- DIRECTIVE -
Pick out all lines in the listing holding the string "JSON" and copy them.

- THE RECORDS -
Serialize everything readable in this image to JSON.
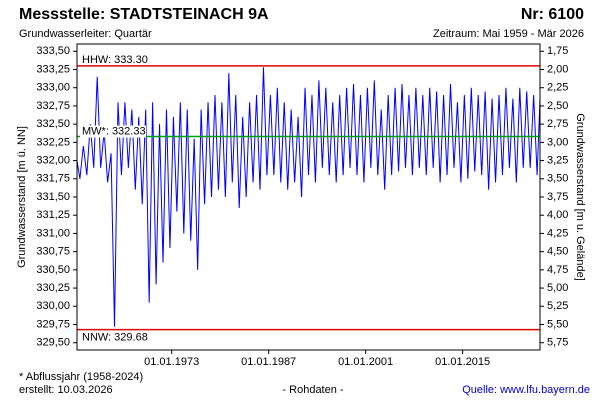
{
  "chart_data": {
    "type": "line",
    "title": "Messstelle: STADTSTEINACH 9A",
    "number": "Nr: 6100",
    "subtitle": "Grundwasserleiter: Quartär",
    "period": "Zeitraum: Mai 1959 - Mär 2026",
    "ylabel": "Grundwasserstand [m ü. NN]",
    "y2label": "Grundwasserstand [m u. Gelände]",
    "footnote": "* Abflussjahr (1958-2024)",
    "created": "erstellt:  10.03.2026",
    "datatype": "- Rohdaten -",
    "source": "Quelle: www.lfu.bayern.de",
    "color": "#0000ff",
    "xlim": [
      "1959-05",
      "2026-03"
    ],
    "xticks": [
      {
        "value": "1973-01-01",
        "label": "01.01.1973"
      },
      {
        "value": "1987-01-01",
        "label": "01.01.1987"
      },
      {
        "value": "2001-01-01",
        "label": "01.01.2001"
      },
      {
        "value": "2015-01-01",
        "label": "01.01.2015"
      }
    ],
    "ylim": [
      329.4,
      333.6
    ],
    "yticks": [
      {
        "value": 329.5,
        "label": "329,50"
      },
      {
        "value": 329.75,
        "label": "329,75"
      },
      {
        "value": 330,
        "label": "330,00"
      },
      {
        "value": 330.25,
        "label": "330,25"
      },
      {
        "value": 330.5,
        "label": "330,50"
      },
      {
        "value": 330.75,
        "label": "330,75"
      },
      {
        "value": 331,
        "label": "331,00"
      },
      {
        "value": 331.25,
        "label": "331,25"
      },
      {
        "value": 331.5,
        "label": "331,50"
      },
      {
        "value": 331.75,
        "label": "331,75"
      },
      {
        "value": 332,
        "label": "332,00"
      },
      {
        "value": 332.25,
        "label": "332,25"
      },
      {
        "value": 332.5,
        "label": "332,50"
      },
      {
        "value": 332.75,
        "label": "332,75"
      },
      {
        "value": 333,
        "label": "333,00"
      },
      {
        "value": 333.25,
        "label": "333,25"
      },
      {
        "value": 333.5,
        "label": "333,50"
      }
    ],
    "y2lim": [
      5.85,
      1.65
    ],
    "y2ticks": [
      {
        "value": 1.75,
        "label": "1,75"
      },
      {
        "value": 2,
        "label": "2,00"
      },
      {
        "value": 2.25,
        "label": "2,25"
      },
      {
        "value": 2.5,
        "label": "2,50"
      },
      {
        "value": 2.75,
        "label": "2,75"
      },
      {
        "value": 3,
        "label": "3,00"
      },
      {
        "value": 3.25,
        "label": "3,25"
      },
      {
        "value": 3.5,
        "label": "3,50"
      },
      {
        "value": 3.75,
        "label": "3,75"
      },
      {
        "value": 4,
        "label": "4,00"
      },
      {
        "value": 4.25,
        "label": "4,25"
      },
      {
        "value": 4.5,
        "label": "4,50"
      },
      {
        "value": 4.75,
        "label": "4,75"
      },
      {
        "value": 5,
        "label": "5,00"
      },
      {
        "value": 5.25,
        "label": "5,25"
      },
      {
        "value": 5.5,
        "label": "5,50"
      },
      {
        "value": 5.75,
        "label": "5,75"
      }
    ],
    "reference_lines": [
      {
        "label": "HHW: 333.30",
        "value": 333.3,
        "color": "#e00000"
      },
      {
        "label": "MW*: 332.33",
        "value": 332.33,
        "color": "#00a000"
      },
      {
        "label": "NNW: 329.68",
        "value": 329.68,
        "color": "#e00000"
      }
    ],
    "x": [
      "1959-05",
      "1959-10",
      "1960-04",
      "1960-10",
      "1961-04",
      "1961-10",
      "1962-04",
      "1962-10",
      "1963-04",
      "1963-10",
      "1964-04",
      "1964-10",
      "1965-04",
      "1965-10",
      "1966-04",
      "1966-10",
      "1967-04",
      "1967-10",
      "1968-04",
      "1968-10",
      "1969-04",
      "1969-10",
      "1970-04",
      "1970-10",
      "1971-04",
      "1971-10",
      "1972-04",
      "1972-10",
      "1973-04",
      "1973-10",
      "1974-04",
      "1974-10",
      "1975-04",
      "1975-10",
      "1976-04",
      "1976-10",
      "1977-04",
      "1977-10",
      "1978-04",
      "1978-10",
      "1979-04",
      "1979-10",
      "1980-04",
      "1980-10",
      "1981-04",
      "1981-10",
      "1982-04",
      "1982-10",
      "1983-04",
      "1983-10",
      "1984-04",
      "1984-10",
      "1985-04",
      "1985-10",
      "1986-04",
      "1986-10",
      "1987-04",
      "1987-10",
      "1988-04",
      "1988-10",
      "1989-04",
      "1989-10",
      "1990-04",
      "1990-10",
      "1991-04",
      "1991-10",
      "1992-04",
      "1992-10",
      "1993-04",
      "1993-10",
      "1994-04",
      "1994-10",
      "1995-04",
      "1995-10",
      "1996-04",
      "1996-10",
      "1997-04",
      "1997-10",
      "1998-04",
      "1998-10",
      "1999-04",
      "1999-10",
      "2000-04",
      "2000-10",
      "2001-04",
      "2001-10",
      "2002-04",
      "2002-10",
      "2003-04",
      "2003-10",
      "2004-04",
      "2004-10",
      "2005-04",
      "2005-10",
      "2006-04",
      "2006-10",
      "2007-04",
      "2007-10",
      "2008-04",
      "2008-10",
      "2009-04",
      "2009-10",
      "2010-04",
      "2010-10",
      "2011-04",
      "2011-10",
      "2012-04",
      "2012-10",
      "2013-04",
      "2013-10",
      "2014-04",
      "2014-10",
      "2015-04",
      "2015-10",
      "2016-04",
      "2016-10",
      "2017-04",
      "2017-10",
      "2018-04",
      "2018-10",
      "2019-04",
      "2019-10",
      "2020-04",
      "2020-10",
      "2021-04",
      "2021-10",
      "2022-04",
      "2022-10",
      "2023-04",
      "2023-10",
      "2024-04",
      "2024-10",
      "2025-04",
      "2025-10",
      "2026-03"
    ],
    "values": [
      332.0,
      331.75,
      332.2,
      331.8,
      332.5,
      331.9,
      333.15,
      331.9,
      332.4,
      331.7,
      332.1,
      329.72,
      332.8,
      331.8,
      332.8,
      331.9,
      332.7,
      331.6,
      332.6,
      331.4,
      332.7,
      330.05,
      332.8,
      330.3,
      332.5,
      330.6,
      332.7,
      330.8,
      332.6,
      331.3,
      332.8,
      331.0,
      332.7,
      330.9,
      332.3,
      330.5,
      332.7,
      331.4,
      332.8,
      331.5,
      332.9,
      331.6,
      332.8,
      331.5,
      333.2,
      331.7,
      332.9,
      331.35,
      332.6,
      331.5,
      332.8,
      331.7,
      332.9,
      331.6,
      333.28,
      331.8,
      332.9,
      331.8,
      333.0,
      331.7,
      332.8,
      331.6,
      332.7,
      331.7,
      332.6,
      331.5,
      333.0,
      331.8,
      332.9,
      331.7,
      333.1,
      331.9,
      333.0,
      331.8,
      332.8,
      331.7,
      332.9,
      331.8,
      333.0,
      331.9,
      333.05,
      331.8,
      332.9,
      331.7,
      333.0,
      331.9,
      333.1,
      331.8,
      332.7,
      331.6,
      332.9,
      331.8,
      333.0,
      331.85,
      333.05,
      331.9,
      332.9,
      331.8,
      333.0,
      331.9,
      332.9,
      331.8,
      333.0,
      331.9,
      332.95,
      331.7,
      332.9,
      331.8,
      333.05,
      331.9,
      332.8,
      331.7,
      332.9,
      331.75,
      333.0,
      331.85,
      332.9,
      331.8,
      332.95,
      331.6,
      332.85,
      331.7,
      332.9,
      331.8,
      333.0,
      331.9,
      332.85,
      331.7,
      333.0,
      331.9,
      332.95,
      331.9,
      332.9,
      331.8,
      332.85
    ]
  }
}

==

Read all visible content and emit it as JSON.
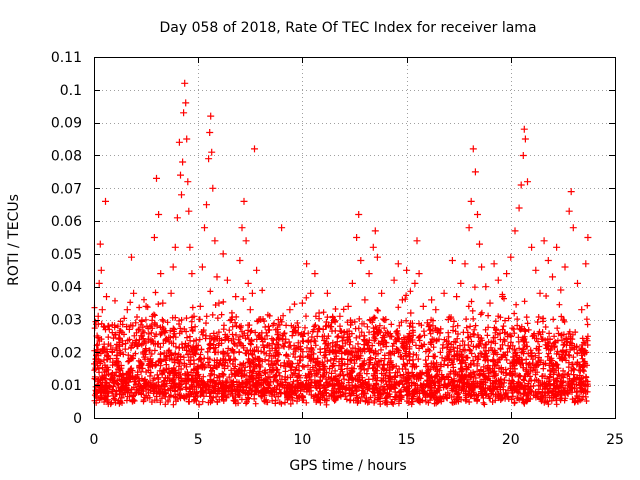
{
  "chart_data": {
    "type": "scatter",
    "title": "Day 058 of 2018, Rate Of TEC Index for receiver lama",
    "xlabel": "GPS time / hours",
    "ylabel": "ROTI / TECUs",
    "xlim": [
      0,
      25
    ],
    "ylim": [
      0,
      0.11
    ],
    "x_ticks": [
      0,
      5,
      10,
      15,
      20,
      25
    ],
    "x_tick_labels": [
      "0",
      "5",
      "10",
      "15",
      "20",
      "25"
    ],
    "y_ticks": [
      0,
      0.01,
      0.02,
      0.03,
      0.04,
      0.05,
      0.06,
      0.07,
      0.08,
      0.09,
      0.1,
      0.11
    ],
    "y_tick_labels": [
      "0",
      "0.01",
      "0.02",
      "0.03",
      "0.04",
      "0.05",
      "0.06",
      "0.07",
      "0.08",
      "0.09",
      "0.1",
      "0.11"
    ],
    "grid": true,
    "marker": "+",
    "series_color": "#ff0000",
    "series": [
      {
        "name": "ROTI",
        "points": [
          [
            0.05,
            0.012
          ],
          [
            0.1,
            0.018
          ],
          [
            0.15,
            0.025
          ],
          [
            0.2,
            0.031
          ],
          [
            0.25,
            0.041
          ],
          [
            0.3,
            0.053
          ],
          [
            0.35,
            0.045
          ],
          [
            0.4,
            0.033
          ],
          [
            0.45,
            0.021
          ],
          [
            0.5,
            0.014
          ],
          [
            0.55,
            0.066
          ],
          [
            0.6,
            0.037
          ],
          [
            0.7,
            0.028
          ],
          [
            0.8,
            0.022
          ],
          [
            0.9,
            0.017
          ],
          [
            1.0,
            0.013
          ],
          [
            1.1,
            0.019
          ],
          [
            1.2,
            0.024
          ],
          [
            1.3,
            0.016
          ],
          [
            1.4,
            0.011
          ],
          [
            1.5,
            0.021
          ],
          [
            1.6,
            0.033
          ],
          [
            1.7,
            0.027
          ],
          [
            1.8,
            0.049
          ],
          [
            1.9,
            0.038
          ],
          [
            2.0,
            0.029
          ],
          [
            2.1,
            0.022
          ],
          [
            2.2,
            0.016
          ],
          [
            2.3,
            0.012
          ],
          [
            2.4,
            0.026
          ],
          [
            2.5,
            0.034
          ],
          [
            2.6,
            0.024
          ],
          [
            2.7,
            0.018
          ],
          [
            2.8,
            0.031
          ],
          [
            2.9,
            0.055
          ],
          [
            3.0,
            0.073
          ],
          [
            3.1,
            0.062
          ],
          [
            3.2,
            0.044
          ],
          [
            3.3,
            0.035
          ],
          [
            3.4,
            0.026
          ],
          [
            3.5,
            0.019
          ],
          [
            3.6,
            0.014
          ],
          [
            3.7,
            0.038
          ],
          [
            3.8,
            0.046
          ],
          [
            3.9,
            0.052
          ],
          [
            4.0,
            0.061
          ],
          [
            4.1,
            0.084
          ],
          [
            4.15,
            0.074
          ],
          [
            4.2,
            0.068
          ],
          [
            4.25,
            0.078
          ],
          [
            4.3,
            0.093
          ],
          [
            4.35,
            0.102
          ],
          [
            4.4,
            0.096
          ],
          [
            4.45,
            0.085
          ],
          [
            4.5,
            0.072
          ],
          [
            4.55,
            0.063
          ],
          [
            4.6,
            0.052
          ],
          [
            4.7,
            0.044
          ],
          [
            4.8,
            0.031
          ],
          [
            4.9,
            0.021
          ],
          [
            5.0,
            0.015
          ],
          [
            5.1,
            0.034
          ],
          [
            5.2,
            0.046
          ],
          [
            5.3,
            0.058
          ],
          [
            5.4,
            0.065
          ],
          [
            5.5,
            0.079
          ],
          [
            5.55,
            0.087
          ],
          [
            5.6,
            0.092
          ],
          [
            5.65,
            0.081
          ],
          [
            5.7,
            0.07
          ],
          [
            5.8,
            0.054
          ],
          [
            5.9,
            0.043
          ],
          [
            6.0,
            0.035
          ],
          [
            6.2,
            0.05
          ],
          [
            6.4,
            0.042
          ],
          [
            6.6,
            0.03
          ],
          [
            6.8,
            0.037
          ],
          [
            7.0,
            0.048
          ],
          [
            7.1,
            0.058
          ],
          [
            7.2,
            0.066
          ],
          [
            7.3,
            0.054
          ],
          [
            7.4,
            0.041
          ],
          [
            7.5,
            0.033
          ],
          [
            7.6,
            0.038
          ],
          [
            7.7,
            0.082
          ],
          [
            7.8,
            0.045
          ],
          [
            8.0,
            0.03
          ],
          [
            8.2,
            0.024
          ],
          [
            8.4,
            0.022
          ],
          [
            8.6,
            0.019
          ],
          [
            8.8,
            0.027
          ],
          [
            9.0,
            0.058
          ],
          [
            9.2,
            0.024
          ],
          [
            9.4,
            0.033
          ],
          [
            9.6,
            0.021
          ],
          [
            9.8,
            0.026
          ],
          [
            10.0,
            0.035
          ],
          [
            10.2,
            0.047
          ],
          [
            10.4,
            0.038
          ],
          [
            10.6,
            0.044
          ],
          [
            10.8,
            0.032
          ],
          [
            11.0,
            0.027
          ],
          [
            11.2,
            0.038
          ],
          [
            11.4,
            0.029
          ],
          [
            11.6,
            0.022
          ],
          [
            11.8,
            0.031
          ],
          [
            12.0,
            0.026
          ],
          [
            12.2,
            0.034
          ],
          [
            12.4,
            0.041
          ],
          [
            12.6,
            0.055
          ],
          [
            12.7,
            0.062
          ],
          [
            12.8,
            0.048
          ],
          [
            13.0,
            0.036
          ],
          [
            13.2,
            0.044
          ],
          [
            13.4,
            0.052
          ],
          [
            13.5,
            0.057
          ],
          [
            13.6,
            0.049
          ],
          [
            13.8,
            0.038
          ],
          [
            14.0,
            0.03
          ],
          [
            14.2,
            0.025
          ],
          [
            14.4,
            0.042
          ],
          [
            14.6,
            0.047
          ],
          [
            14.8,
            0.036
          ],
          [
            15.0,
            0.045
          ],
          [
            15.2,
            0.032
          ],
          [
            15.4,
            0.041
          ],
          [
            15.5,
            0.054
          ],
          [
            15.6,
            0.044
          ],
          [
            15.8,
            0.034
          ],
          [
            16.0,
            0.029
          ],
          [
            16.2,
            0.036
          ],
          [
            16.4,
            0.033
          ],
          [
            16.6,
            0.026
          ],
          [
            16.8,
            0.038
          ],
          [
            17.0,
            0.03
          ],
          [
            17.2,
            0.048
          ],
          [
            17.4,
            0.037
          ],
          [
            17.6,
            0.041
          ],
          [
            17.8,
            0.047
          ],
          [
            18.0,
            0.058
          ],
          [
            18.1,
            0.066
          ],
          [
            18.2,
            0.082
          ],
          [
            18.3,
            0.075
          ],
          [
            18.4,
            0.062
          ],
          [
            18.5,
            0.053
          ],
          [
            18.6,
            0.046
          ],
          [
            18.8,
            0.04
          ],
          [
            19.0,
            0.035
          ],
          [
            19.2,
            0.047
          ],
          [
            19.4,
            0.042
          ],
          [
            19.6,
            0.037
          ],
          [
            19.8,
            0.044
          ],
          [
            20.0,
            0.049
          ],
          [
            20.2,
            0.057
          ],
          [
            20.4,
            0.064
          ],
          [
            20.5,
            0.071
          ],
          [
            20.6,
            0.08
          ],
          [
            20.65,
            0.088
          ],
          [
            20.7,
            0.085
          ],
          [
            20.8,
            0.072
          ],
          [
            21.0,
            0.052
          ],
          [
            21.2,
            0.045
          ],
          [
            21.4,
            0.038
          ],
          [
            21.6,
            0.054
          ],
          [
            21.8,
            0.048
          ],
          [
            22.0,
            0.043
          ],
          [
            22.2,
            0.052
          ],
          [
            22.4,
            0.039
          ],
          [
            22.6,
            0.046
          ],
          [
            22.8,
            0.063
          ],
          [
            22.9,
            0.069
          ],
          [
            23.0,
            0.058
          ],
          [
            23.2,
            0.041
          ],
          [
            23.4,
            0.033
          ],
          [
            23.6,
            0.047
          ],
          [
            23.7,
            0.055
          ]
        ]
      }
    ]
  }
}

- RESULT FOR THIS TASK -
Serialize everything readable in this image to JSON.
Read all visible content and emit it as JSON.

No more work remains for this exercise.